Stated goal: Return all the data, word for word.

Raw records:
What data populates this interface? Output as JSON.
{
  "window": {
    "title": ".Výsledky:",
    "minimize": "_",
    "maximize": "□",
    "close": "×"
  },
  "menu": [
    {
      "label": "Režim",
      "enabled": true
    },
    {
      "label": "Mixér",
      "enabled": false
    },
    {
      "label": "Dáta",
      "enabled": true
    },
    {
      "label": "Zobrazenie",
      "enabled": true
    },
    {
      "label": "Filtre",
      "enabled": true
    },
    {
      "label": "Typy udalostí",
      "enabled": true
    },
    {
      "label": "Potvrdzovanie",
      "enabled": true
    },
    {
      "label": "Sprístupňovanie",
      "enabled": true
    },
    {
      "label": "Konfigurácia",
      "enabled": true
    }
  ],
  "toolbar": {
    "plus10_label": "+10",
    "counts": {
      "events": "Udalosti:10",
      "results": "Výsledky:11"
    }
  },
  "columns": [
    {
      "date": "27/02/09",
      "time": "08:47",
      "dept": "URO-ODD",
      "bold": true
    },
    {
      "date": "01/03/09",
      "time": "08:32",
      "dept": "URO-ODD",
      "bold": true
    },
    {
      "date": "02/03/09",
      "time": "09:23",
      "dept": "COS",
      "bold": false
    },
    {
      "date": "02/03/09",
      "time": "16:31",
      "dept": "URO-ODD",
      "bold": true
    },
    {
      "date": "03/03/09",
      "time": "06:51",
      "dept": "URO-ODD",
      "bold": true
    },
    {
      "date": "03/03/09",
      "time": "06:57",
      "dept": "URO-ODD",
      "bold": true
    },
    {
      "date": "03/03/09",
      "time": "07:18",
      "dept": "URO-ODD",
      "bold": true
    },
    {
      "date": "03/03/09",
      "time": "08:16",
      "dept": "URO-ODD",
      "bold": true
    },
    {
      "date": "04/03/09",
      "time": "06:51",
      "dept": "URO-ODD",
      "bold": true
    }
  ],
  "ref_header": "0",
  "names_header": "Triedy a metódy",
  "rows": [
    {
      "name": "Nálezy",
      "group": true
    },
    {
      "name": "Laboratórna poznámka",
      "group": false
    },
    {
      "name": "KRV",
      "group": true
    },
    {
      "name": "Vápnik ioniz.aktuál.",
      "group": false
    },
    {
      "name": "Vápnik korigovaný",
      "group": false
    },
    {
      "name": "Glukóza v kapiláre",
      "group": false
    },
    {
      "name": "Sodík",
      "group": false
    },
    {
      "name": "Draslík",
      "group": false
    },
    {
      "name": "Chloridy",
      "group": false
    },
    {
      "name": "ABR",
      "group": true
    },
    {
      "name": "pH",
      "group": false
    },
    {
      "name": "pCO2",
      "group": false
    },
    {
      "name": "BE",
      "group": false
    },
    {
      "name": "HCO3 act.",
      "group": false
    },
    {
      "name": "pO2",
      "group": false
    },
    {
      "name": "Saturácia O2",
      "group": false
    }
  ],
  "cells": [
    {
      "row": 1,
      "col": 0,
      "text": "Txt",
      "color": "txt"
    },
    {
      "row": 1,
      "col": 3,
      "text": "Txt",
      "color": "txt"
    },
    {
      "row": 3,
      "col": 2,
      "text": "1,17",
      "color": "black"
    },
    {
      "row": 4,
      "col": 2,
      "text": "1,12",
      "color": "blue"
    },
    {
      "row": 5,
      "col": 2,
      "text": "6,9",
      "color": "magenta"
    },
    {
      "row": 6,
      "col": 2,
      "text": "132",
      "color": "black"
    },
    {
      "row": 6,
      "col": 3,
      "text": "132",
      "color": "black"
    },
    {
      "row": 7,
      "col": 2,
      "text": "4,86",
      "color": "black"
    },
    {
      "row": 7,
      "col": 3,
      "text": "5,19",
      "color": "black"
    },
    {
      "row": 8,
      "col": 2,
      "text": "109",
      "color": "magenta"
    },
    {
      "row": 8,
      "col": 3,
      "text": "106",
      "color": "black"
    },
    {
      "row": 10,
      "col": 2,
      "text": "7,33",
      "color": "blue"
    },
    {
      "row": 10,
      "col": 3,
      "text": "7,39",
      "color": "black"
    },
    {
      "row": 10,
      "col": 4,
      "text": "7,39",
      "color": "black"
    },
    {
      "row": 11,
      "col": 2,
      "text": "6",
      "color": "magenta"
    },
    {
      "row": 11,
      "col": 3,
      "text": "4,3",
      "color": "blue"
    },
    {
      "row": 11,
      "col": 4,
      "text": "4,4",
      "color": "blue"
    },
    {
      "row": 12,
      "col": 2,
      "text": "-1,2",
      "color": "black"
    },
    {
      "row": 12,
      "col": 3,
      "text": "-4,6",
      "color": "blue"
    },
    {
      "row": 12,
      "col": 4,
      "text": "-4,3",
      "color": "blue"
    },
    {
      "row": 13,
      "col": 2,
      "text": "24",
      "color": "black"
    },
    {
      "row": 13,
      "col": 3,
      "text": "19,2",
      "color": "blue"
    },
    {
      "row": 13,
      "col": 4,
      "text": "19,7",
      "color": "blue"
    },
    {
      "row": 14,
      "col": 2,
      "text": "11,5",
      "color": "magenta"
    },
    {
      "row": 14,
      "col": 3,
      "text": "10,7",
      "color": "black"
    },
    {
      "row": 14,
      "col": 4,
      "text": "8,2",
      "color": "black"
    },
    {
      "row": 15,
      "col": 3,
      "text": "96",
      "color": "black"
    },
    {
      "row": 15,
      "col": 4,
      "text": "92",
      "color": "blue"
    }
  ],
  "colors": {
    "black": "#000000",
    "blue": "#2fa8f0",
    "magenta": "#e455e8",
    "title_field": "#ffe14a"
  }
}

Answer to the problem:
What data populates this interface? Output as JSON.
{
  "window": {
    "title": ".Výsledky:",
    "minimize": "_",
    "maximize": "□",
    "close": "×"
  },
  "menu": [
    {
      "label": "Režim",
      "enabled": true
    },
    {
      "label": "Mixér",
      "enabled": false
    },
    {
      "label": "Dáta",
      "enabled": true
    },
    {
      "label": "Zobrazenie",
      "enabled": true
    },
    {
      "label": "Filtre",
      "enabled": true
    },
    {
      "label": "Typy udalostí",
      "enabled": true
    },
    {
      "label": "Potvrdzovanie",
      "enabled": true
    },
    {
      "label": "Sprístupňovanie",
      "enabled": true
    },
    {
      "label": "Konfigurácia",
      "enabled": true
    }
  ],
  "toolbar": {
    "plus10_label": "+10",
    "counts": {
      "events": "Udalosti:10",
      "results": "Výsledky:11"
    }
  },
  "columns": [
    {
      "date": "27/02/09",
      "time": "08:47",
      "dept": "URO-ODD",
      "bold": true
    },
    {
      "date": "01/03/09",
      "time": "08:32",
      "dept": "URO-ODD",
      "bold": true
    },
    {
      "date": "02/03/09",
      "time": "09:23",
      "dept": "COS",
      "bold": false
    },
    {
      "date": "02/03/09",
      "time": "16:31",
      "dept": "URO-ODD",
      "bold": true
    },
    {
      "date": "03/03/09",
      "time": "06:51",
      "dept": "URO-ODD",
      "bold": true
    },
    {
      "date": "03/03/09",
      "time": "06:57",
      "dept": "URO-ODD",
      "bold": true
    },
    {
      "date": "03/03/09",
      "time": "07:18",
      "dept": "URO-ODD",
      "bold": true
    },
    {
      "date": "03/03/09",
      "time": "08:16",
      "dept": "URO-ODD",
      "bold": true
    },
    {
      "date": "04/03/09",
      "time": "06:51",
      "dept": "URO-ODD",
      "bold": true
    }
  ],
  "ref_header": "0",
  "names_header": "Triedy a metódy",
  "rows": [
    {
      "name": "Nálezy",
      "group": true
    },
    {
      "name": "Laboratórna poznámka",
      "group": false
    },
    {
      "name": "KRV",
      "group": true
    },
    {
      "name": "Vápnik ioniz.aktuál.",
      "group": false
    },
    {
      "name": "Vápnik korigovaný",
      "group": false
    },
    {
      "name": "Glukóza v kapiláre",
      "group": false
    },
    {
      "name": "Sodík",
      "group": false
    },
    {
      "name": "Draslík",
      "group": false
    },
    {
      "name": "Chloridy",
      "group": false
    },
    {
      "name": "ABR",
      "group": true
    },
    {
      "name": "pH",
      "group": false
    },
    {
      "name": "pCO2",
      "group": false
    },
    {
      "name": "BE",
      "group": false
    },
    {
      "name": "HCO3 act.",
      "group": false
    },
    {
      "name": "pO2",
      "group": false
    },
    {
      "name": "Saturácia O2",
      "group": false
    }
  ],
  "cells": [
    {
      "row": 1,
      "col": 0,
      "text": "Txt",
      "color": "txt"
    },
    {
      "row": 1,
      "col": 3,
      "text": "Txt",
      "color": "txt"
    },
    {
      "row": 3,
      "col": 2,
      "text": "1,17",
      "color": "black"
    },
    {
      "row": 4,
      "col": 2,
      "text": "1,12",
      "color": "blue"
    },
    {
      "row": 5,
      "col": 2,
      "text": "6,9",
      "color": "magenta"
    },
    {
      "row": 6,
      "col": 2,
      "text": "132",
      "color": "black"
    },
    {
      "row": 6,
      "col": 3,
      "text": "132",
      "color": "black"
    },
    {
      "row": 7,
      "col": 2,
      "text": "4,86",
      "color": "black"
    },
    {
      "row": 7,
      "col": 3,
      "text": "5,19",
      "color": "black"
    },
    {
      "row": 8,
      "col": 2,
      "text": "109",
      "color": "magenta"
    },
    {
      "row": 8,
      "col": 3,
      "text": "106",
      "color": "black"
    },
    {
      "row": 10,
      "col": 2,
      "text": "7,33",
      "color": "blue"
    },
    {
      "row": 10,
      "col": 3,
      "text": "7,39",
      "color": "black"
    },
    {
      "row": 10,
      "col": 4,
      "text": "7,39",
      "color": "black"
    },
    {
      "row": 11,
      "col": 2,
      "text": "6",
      "color": "magenta"
    },
    {
      "row": 11,
      "col": 3,
      "text": "4,3",
      "color": "blue"
    },
    {
      "row": 11,
      "col": 4,
      "text": "4,4",
      "color": "blue"
    },
    {
      "row": 12,
      "col": 2,
      "text": "-1,2",
      "color": "black"
    },
    {
      "row": 12,
      "col": 3,
      "text": "-4,6",
      "color": "blue"
    },
    {
      "row": 12,
      "col": 4,
      "text": "-4,3",
      "color": "blue"
    },
    {
      "row": 13,
      "col": 2,
      "text": "24",
      "color": "black"
    },
    {
      "row": 13,
      "col": 3,
      "text": "19,2",
      "color": "blue"
    },
    {
      "row": 13,
      "col": 4,
      "text": "19,7",
      "color": "blue"
    },
    {
      "row": 14,
      "col": 2,
      "text": "11,5",
      "color": "magenta"
    },
    {
      "row": 14,
      "col": 3,
      "text": "10,7",
      "color": "black"
    },
    {
      "row": 14,
      "col": 4,
      "text": "8,2",
      "color": "black"
    },
    {
      "row": 15,
      "col": 3,
      "text": "96",
      "color": "black"
    },
    {
      "row": 15,
      "col": 4,
      "text": "92",
      "color": "blue"
    }
  ],
  "colors": {
    "black": "#000000",
    "blue": "#2fa8f0",
    "magenta": "#e455e8",
    "title_field": "#ffe14a"
  }
}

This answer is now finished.